╔══

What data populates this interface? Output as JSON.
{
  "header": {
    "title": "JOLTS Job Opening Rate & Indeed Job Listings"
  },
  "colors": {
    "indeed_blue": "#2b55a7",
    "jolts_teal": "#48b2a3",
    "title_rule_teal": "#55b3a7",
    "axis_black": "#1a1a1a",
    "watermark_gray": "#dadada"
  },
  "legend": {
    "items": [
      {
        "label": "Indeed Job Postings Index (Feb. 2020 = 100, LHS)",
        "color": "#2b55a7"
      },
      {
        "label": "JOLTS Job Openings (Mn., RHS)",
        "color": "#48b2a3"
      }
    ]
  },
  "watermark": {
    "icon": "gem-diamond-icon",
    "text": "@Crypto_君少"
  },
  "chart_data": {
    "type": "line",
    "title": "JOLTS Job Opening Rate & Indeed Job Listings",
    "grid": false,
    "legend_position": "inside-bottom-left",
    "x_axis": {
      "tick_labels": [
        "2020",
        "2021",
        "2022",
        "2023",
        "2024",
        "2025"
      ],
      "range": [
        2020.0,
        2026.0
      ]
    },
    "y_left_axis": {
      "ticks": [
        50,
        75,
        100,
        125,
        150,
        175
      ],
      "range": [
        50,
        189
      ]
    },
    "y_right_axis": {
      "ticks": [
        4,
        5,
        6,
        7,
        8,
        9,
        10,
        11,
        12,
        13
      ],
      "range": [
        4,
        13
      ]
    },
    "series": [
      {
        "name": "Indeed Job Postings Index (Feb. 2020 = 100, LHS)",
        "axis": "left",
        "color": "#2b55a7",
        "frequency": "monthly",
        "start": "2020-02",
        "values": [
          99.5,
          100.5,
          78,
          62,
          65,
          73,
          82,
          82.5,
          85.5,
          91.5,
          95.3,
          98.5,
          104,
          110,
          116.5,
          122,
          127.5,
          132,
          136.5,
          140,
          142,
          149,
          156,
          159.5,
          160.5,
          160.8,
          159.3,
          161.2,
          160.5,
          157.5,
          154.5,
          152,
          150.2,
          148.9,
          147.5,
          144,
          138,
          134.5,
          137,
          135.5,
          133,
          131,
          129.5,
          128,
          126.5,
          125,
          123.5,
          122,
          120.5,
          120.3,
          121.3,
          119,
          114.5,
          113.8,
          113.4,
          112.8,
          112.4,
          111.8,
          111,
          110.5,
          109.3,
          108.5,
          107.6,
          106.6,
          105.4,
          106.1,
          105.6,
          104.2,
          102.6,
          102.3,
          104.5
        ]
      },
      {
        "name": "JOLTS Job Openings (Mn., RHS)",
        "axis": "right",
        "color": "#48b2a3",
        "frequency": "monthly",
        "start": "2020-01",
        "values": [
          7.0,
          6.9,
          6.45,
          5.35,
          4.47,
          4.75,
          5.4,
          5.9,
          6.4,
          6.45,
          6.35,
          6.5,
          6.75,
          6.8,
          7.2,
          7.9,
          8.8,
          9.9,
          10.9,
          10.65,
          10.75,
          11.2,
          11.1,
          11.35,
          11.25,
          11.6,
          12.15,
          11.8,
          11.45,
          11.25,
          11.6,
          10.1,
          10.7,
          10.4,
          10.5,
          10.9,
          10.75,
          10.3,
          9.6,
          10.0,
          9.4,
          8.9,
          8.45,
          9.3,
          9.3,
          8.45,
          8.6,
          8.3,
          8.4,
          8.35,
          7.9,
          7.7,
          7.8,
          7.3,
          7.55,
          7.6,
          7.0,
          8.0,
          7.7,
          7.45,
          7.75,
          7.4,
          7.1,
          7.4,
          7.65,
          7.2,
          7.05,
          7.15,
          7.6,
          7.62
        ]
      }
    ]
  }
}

╚══

### Instructions to follow
Faithfully copy every entry, leaving nothing out.

### Output below
What data populates this interface? Output as JSON.
{
  "header": {
    "title": "JOLTS Job Opening Rate & Indeed Job Listings"
  },
  "colors": {
    "indeed_blue": "#2b55a7",
    "jolts_teal": "#48b2a3",
    "title_rule_teal": "#55b3a7",
    "axis_black": "#1a1a1a",
    "watermark_gray": "#dadada"
  },
  "legend": {
    "items": [
      {
        "label": "Indeed Job Postings Index (Feb. 2020 = 100, LHS)",
        "color": "#2b55a7"
      },
      {
        "label": "JOLTS Job Openings (Mn., RHS)",
        "color": "#48b2a3"
      }
    ]
  },
  "watermark": {
    "icon": "gem-diamond-icon",
    "text": "@Crypto_君少"
  },
  "chart_data": {
    "type": "line",
    "title": "JOLTS Job Opening Rate & Indeed Job Listings",
    "grid": false,
    "legend_position": "inside-bottom-left",
    "x_axis": {
      "tick_labels": [
        "2020",
        "2021",
        "2022",
        "2023",
        "2024",
        "2025"
      ],
      "range": [
        2020.0,
        2026.0
      ]
    },
    "y_left_axis": {
      "ticks": [
        50,
        75,
        100,
        125,
        150,
        175
      ],
      "range": [
        50,
        189
      ]
    },
    "y_right_axis": {
      "ticks": [
        4,
        5,
        6,
        7,
        8,
        9,
        10,
        11,
        12,
        13
      ],
      "range": [
        4,
        13
      ]
    },
    "series": [
      {
        "name": "Indeed Job Postings Index (Feb. 2020 = 100, LHS)",
        "axis": "left",
        "color": "#2b55a7",
        "frequency": "monthly",
        "start": "2020-02",
        "values": [
          99.5,
          100.5,
          78,
          62,
          65,
          73,
          82,
          82.5,
          85.5,
          91.5,
          95.3,
          98.5,
          104,
          110,
          116.5,
          122,
          127.5,
          132,
          136.5,
          140,
          142,
          149,
          156,
          159.5,
          160.5,
          160.8,
          159.3,
          161.2,
          160.5,
          157.5,
          154.5,
          152,
          150.2,
          148.9,
          147.5,
          144,
          138,
          134.5,
          137,
          135.5,
          133,
          131,
          129.5,
          128,
          126.5,
          125,
          123.5,
          122,
          120.5,
          120.3,
          121.3,
          119,
          114.5,
          113.8,
          113.4,
          112.8,
          112.4,
          111.8,
          111,
          110.5,
          109.3,
          108.5,
          107.6,
          106.6,
          105.4,
          106.1,
          105.6,
          104.2,
          102.6,
          102.3,
          104.5
        ]
      },
      {
        "name": "JOLTS Job Openings (Mn., RHS)",
        "axis": "right",
        "color": "#48b2a3",
        "frequency": "monthly",
        "start": "2020-01",
        "values": [
          7.0,
          6.9,
          6.45,
          5.35,
          4.47,
          4.75,
          5.4,
          5.9,
          6.4,
          6.45,
          6.35,
          6.5,
          6.75,
          6.8,
          7.2,
          7.9,
          8.8,
          9.9,
          10.9,
          10.65,
          10.75,
          11.2,
          11.1,
          11.35,
          11.25,
          11.6,
          12.15,
          11.8,
          11.45,
          11.25,
          11.6,
          10.1,
          10.7,
          10.4,
          10.5,
          10.9,
          10.75,
          10.3,
          9.6,
          10.0,
          9.4,
          8.9,
          8.45,
          9.3,
          9.3,
          8.45,
          8.6,
          8.3,
          8.4,
          8.35,
          7.9,
          7.7,
          7.8,
          7.3,
          7.55,
          7.6,
          7.0,
          8.0,
          7.7,
          7.45,
          7.75,
          7.4,
          7.1,
          7.4,
          7.65,
          7.2,
          7.05,
          7.15,
          7.6,
          7.62
        ]
      }
    ]
  }
}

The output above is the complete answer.